### MATERIAL FOR THE TASK
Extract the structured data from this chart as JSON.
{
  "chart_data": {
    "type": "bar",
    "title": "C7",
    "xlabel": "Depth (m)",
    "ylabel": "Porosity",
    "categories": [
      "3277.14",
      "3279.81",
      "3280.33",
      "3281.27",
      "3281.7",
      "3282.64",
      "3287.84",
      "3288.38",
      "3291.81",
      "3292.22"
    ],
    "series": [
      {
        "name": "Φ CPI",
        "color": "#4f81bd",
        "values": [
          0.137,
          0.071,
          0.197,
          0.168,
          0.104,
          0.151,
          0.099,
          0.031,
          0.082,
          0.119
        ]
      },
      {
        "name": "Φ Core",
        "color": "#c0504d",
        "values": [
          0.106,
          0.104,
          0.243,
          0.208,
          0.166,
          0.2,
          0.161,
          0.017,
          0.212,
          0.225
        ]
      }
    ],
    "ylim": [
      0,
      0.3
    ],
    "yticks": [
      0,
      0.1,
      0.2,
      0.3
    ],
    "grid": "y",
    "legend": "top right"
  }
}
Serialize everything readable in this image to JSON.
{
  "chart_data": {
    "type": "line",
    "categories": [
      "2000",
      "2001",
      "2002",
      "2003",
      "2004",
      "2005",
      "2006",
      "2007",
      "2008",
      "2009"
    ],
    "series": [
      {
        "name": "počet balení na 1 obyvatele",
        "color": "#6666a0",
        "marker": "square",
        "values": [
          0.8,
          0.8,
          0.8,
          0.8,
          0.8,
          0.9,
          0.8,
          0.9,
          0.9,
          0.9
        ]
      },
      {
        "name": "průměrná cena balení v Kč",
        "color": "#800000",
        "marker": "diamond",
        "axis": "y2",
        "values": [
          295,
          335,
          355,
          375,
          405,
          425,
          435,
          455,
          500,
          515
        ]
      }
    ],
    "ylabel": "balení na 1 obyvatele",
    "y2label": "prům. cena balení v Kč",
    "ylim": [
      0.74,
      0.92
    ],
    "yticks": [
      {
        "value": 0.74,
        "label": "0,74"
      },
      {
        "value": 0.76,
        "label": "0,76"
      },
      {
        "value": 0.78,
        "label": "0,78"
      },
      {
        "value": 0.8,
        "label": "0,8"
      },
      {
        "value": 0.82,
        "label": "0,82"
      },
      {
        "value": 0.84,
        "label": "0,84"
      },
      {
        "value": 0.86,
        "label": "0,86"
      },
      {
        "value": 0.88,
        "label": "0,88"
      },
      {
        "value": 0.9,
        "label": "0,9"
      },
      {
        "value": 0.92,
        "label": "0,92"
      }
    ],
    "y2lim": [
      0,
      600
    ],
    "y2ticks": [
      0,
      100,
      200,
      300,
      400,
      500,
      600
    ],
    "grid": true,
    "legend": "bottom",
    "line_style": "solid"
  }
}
######
**REQUIREMENT**
Output the entries verbatim.

**SOLUTION FOR THIS TASK**
Extract the structured data from this chart as JSON.
{
  "chart_data": {
    "type": "bar",
    "title": "C7",
    "xlabel": "Depth (m)",
    "ylabel": "Porosity",
    "categories": [
      "3277.14",
      "3279.81",
      "3280.33",
      "3281.27",
      "3281.7",
      "3282.64",
      "3287.84",
      "3288.38",
      "3291.81",
      "3292.22"
    ],
    "series": [
      {
        "name": "Φ CPI",
        "color": "#4f81bd",
        "values": [
          0.137,
          0.071,
          0.197,
          0.168,
          0.104,
          0.151,
          0.099,
          0.031,
          0.082,
          0.119
        ]
      },
      {
        "name": "Φ Core",
        "color": "#c0504d",
        "values": [
          0.106,
          0.104,
          0.243,
          0.208,
          0.166,
          0.2,
          0.161,
          0.017,
          0.212,
          0.225
        ]
      }
    ],
    "ylim": [
      0,
      0.3
    ],
    "yticks": [
      0,
      0.1,
      0.2,
      0.3
    ],
    "grid": "y",
    "legend": "top right"
  }
}
Serialize everything readable in this image to JSON.
{
  "chart_data": {
    "type": "line",
    "categories": [
      "2000",
      "2001",
      "2002",
      "2003",
      "2004",
      "2005",
      "2006",
      "2007",
      "2008",
      "2009"
    ],
    "series": [
      {
        "name": "počet balení na 1 obyvatele",
        "color": "#6666a0",
        "marker": "square",
        "values": [
          0.8,
          0.8,
          0.8,
          0.8,
          0.8,
          0.9,
          0.8,
          0.9,
          0.9,
          0.9
        ]
      },
      {
        "name": "průměrná cena balení v Kč",
        "color": "#800000",
        "marker": "diamond",
        "axis": "y2",
        "values": [
          295,
          335,
          355,
          375,
          405,
          425,
          435,
          455,
          500,
          515
        ]
      }
    ],
    "ylabel": "balení na 1 obyvatele",
    "y2label": "prům. cena balení v Kč",
    "ylim": [
      0.74,
      0.92
    ],
    "yticks": [
      {
        "value": 0.74,
        "label": "0,74"
      },
      {
        "value": 0.76,
        "label": "0,76"
      },
      {
        "value": 0.78,
        "label": "0,78"
      },
      {
        "value": 0.8,
        "label": "0,8"
      },
      {
        "value": 0.82,
        "label": "0,82"
      },
      {
        "value": 0.84,
        "label": "0,84"
      },
      {
        "value": 0.86,
        "label": "0,86"
      },
      {
        "value": 0.88,
        "label": "0,88"
      },
      {
        "value": 0.9,
        "label": "0,9"
      },
      {
        "value": 0.92,
        "label": "0,92"
      }
    ],
    "y2lim": [
      0,
      600
    ],
    "y2ticks": [
      0,
      100,
      200,
      300,
      400,
      500,
      600
    ],
    "grid": true,
    "legend": "bottom",
    "line_style": "solid"
  }
}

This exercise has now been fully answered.